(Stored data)

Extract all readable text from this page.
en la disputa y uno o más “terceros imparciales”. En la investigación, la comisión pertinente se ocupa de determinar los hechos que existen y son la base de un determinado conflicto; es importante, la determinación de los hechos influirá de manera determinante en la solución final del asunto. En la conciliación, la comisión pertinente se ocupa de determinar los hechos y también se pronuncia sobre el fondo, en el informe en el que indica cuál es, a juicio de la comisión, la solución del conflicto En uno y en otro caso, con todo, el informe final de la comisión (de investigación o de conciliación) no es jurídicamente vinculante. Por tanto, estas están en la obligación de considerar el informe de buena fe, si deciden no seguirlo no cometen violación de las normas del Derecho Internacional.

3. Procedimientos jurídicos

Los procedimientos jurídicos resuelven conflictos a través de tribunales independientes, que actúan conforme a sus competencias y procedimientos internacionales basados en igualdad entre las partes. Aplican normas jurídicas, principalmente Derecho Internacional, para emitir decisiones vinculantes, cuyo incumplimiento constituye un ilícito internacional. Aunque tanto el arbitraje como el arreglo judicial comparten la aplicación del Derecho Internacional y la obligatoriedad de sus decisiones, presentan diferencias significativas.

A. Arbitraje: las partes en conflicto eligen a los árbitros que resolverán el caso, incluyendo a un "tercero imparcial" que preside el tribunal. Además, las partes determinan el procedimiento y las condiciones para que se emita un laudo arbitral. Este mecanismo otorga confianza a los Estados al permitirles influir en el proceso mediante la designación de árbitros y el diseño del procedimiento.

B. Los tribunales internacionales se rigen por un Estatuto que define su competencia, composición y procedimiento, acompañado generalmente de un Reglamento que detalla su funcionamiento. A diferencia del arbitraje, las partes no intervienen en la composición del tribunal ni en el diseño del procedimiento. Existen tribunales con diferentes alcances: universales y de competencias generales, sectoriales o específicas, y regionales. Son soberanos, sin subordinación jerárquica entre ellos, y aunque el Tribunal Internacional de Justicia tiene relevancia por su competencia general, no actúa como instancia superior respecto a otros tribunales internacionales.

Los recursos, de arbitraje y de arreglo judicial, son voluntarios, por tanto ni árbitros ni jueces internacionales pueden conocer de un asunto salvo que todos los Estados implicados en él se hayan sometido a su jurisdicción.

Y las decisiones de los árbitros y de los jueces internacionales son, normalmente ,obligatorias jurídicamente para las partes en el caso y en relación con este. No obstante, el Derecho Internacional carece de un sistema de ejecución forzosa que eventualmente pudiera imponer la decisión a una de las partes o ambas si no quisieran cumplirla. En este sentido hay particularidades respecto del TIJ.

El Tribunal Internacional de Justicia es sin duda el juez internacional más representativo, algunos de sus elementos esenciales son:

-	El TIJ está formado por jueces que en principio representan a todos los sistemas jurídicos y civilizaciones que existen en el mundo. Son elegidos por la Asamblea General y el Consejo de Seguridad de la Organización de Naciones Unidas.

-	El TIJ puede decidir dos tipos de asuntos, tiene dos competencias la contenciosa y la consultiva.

DESCRIPTION OF THE TASK:
Copy each record from above exactly, and include every line.

FULL RESPONSE:
Extract all readable text from this page.
en la disputa y uno o más “terceros imparciales”. En la investigación, la comisión pertinente se ocupa de determinar los hechos que existen y son la base de un determinado conflicto; es importante, la determinación de los hechos influirá de manera determinante en la solución final del asunto. En la conciliación, la comisión pertinente se ocupa de determinar los hechos y también se pronuncia sobre el fondo, en el informe en el que indica cuál es, a juicio de la comisión, la solución del conflicto En uno y en otro caso, con todo, el informe final de la comisión (de investigación o de conciliación) no es jurídicamente vinculante. Por tanto, estas están en la obligación de considerar el informe de buena fe, si deciden no seguirlo no cometen violación de las normas del Derecho Internacional.

3. Procedimientos jurídicos

Los procedimientos jurídicos resuelven conflictos a través de tribunales independientes, que actúan conforme a sus competencias y procedimientos internacionales basados en igualdad entre las partes. Aplican normas jurídicas, principalmente Derecho Internacional, para emitir decisiones vinculantes, cuyo incumplimiento constituye un ilícito internacional. Aunque tanto el arbitraje como el arreglo judicial comparten la aplicación del Derecho Internacional y la obligatoriedad de sus decisiones, presentan diferencias significativas.

A. Arbitraje: las partes en conflicto eligen a los árbitros que resolverán el caso, incluyendo a un "tercero imparcial" que preside el tribunal. Además, las partes determinan el procedimiento y las condiciones para que se emita un laudo arbitral. Este mecanismo otorga confianza a los Estados al permitirles influir en el proceso mediante la designación de árbitros y el diseño del procedimiento.

B. Los tribunales internacionales se rigen por un Estatuto que define su competencia, composición y procedimiento, acompañado generalmente de un Reglamento que detalla su funcionamiento. A diferencia del arbitraje, las partes no intervienen en la composición del tribunal ni en el diseño del procedimiento. Existen tribunales con diferentes alcances: universales y de competencias generales, sectoriales o específicas, y regionales. Son soberanos, sin subordinación jerárquica entre ellos, y aunque el Tribunal Internacional de Justicia tiene relevancia por su competencia general, no actúa como instancia superior respecto a otros tribunales internacionales.

Los recursos, de arbitraje y de arreglo judicial, son voluntarios, por tanto ni árbitros ni jueces internacionales pueden conocer de un asunto salvo que todos los Estados implicados en él se hayan sometido a su jurisdicción.

Y las decisiones de los árbitros y de los jueces internacionales son, normalmente ,obligatorias jurídicamente para las partes en el caso y en relación con este. No obstante, el Derecho Internacional carece de un sistema de ejecución forzosa que eventualmente pudiera imponer la decisión a una de las partes o ambas si no quisieran cumplirla. En este sentido hay particularidades respecto del TIJ.

El Tribunal Internacional de Justicia es sin duda el juez internacional más representativo, algunos de sus elementos esenciales son:

-	El TIJ está formado por jueces que en principio representan a todos los sistemas jurídicos y civilizaciones que existen en el mundo. Son elegidos por la Asamblea General y el Consejo de Seguridad de la Organización de Naciones Unidas.

-	El TIJ puede decidir dos tipos de asuntos, tiene dos competencias la contenciosa y la consultiva.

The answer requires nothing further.